─── Data lines ───
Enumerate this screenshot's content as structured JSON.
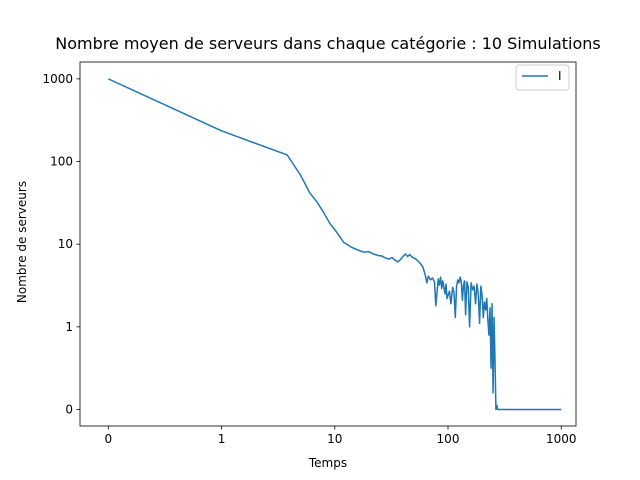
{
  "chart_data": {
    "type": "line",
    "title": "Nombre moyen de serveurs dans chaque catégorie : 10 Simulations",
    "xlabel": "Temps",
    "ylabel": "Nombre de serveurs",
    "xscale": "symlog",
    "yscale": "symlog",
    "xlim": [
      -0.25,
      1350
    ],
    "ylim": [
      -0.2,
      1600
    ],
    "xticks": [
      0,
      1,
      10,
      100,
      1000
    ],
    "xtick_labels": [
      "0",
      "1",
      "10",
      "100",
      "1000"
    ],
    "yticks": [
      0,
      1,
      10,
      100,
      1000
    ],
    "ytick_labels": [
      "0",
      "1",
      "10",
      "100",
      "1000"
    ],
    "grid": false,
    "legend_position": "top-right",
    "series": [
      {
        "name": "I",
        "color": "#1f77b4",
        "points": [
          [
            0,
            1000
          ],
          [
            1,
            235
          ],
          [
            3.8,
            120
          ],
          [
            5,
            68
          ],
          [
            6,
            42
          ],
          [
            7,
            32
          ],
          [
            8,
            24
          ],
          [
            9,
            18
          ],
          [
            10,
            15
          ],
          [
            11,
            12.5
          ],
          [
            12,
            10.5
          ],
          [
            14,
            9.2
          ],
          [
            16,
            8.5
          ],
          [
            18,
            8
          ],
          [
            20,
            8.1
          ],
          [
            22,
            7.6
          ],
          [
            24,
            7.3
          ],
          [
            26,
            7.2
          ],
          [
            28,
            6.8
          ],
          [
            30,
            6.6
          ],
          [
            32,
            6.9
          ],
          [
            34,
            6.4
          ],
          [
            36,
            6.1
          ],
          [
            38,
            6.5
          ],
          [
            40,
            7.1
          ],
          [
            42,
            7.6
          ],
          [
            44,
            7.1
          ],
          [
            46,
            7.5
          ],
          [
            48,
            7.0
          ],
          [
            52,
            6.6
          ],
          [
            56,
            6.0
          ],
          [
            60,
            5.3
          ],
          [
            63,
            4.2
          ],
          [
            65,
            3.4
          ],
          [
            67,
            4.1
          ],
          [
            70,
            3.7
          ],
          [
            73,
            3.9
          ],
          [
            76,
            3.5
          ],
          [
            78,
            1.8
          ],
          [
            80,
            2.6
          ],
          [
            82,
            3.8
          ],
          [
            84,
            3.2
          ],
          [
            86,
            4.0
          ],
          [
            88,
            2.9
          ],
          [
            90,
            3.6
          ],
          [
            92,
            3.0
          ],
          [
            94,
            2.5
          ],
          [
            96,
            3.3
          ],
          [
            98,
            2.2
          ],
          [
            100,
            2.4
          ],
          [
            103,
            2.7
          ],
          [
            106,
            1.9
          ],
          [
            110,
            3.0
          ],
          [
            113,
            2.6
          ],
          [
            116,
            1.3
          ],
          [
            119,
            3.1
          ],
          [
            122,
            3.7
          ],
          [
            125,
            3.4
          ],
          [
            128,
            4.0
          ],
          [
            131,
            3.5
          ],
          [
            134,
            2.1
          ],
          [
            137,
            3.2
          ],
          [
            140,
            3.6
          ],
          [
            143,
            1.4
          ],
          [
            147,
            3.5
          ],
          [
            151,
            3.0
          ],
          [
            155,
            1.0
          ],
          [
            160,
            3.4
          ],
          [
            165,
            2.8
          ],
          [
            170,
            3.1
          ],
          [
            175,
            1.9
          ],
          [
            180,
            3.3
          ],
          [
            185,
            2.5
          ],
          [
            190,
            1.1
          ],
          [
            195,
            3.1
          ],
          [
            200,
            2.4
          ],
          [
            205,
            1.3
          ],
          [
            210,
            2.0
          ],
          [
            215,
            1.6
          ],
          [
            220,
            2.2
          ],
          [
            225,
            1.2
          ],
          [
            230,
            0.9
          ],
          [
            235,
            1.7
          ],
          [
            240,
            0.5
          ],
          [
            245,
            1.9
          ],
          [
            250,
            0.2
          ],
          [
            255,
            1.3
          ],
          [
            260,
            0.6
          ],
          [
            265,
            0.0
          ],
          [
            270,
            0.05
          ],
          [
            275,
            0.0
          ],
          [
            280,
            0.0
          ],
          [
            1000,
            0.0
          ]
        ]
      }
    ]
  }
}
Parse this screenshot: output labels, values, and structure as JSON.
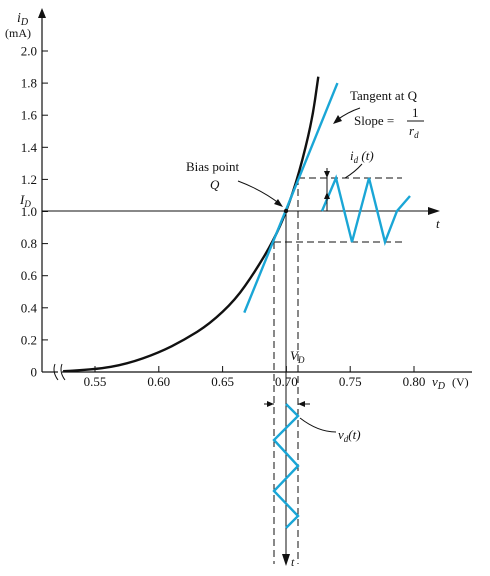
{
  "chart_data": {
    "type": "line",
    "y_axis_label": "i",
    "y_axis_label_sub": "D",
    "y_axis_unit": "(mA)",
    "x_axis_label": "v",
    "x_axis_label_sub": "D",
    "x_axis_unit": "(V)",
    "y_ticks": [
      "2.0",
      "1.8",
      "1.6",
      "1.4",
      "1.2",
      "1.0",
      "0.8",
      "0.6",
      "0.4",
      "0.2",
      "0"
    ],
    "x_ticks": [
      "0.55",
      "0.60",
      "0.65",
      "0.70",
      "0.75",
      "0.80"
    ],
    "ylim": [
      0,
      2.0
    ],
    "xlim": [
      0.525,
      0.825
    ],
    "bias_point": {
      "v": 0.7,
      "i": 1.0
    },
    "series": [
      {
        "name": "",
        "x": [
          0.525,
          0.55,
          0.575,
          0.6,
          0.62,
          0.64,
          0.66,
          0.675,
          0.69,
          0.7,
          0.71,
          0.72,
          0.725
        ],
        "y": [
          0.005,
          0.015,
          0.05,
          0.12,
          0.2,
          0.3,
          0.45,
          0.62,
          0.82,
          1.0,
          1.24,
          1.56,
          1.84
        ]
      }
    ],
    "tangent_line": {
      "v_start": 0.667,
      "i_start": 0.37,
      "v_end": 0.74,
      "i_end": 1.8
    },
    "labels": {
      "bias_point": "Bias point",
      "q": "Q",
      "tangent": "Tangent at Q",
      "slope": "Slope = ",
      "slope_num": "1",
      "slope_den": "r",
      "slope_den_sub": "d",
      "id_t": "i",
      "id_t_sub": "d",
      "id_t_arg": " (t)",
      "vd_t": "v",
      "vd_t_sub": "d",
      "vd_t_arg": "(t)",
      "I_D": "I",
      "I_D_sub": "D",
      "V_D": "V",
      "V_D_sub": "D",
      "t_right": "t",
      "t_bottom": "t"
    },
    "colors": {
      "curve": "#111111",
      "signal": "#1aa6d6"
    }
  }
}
───
─── Data lines ───
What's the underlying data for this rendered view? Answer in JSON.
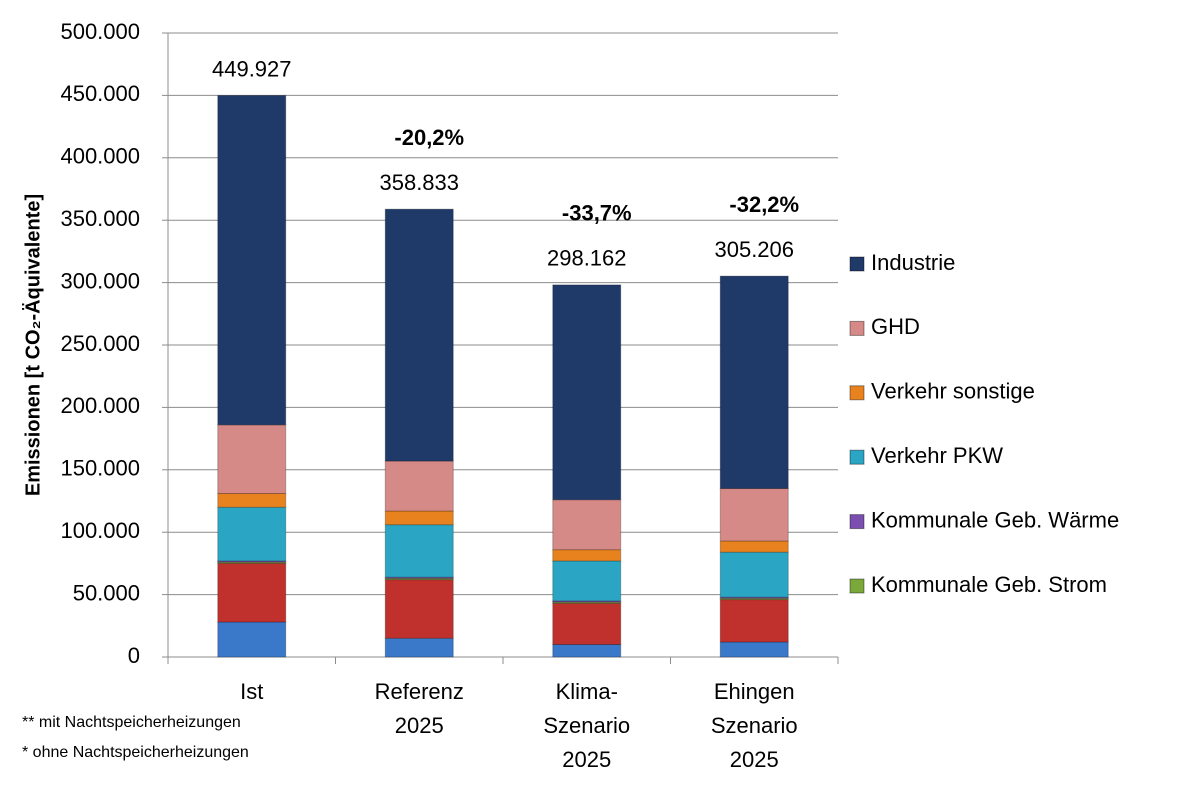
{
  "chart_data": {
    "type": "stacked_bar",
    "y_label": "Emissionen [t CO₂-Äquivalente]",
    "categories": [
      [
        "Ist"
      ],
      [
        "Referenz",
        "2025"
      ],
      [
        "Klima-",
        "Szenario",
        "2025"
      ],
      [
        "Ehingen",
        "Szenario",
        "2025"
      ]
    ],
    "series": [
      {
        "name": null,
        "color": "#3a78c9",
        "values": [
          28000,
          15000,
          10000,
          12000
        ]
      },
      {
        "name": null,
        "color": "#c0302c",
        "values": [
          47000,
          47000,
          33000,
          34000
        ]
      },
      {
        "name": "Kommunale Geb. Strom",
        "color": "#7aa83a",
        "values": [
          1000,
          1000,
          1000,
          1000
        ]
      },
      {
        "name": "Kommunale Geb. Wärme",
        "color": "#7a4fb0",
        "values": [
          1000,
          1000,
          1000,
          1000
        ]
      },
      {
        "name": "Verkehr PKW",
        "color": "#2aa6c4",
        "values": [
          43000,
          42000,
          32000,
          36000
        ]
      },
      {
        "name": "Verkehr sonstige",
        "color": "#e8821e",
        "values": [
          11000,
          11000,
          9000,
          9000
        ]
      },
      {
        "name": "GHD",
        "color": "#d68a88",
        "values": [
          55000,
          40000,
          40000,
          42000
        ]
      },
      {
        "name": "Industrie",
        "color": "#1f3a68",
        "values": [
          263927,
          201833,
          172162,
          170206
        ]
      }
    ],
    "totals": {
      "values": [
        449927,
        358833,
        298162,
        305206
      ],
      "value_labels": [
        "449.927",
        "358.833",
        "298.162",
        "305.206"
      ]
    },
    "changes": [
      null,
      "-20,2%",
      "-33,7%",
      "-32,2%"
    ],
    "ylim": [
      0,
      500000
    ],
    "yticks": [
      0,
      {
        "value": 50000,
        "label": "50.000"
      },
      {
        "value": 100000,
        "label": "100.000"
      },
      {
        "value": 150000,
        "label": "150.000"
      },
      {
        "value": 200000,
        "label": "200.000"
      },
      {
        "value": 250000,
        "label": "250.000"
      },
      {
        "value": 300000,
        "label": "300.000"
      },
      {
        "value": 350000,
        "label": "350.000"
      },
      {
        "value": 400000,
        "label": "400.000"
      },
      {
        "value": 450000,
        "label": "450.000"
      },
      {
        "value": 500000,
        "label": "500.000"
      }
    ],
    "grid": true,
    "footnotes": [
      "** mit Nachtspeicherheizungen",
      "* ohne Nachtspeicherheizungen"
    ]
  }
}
───
Task directions
Your answer should be a single number: the count of lines holding the word "serveurs".

Complete response
2